● Written task
Answer with one number only: the number of lines that include the word "водоснабжения".
==================================================
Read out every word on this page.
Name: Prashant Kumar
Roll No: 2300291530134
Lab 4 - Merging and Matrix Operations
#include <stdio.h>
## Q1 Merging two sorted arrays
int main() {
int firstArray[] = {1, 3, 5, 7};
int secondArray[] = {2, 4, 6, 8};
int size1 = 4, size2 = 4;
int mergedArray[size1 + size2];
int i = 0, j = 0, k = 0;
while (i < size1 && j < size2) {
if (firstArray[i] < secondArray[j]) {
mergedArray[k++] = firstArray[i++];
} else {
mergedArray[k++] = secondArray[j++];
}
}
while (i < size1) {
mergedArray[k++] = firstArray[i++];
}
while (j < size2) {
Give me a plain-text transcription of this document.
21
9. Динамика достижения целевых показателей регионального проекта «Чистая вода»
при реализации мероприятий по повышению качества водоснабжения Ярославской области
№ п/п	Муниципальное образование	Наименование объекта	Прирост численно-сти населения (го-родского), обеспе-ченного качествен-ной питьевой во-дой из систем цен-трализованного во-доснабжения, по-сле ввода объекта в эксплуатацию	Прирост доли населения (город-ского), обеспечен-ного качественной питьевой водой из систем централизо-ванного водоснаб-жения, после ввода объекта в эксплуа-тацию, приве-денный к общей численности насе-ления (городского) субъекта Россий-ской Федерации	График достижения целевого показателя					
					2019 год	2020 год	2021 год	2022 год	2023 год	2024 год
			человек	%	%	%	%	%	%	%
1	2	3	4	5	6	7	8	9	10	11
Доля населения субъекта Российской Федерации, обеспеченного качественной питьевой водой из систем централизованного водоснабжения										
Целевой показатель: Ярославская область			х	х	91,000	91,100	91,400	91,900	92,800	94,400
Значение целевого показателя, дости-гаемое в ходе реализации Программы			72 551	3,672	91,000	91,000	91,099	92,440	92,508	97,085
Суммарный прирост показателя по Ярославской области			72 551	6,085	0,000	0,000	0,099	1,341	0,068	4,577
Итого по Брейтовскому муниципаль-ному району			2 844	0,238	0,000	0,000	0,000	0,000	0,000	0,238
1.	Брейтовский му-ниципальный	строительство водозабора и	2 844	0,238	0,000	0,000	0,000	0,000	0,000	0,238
==================================================
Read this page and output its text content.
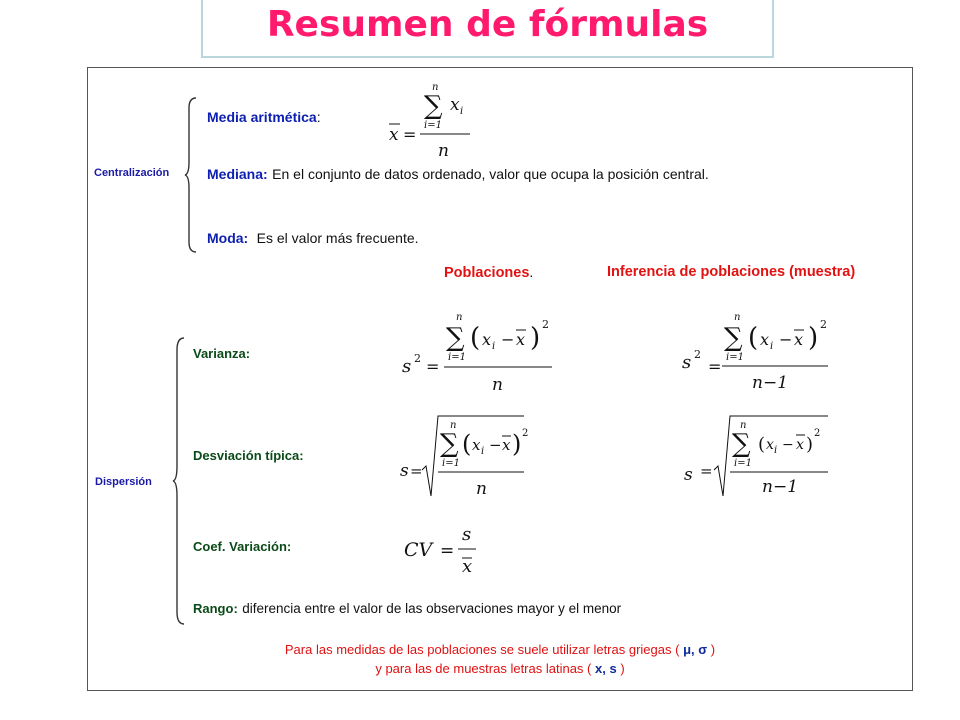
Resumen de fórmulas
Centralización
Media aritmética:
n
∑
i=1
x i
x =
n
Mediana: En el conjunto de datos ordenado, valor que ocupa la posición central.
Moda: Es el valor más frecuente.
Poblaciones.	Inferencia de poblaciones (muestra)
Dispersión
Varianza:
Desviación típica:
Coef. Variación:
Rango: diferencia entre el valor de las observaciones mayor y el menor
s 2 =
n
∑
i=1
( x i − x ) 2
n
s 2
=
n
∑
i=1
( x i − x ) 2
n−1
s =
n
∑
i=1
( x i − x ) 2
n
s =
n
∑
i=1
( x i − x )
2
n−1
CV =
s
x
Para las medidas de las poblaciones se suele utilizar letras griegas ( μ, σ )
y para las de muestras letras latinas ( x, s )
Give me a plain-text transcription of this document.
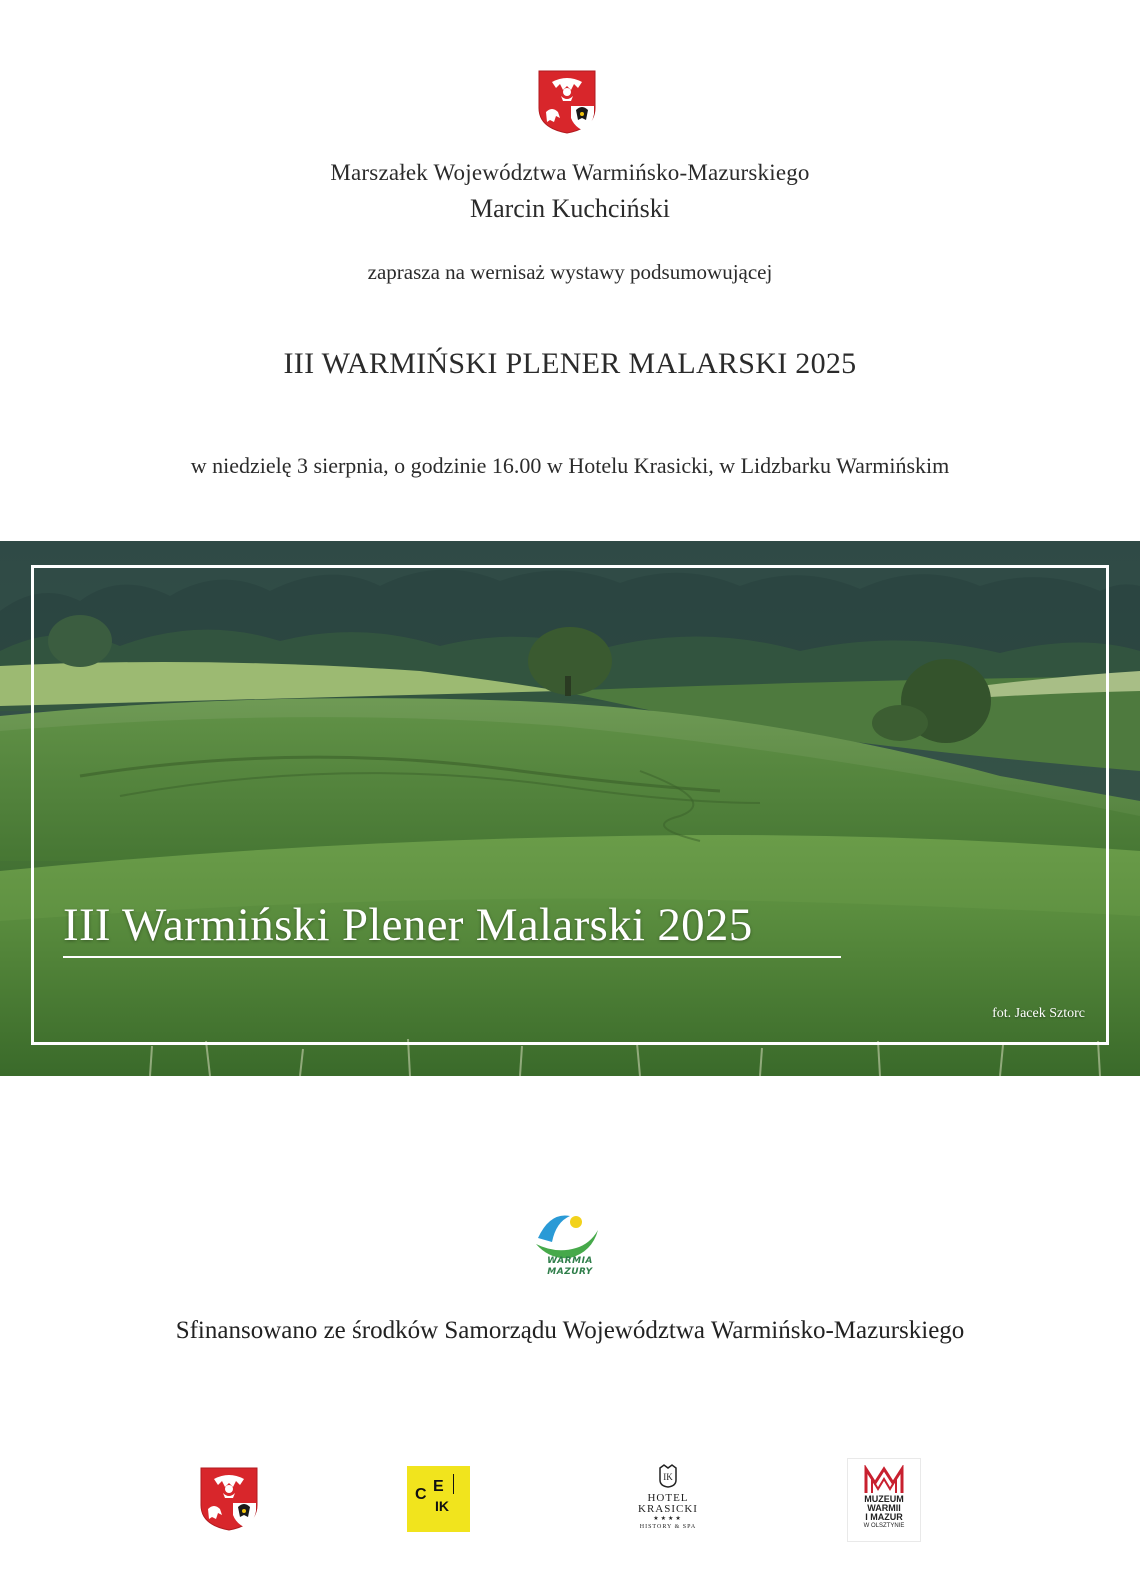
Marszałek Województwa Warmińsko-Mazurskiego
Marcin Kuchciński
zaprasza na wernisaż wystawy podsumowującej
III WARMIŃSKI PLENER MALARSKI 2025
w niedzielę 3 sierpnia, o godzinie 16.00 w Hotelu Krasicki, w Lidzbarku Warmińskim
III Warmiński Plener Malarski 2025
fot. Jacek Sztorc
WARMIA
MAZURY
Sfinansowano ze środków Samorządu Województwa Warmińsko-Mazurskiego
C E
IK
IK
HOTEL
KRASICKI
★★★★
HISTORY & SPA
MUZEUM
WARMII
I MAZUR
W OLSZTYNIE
==================================================
● Result for this exercise
2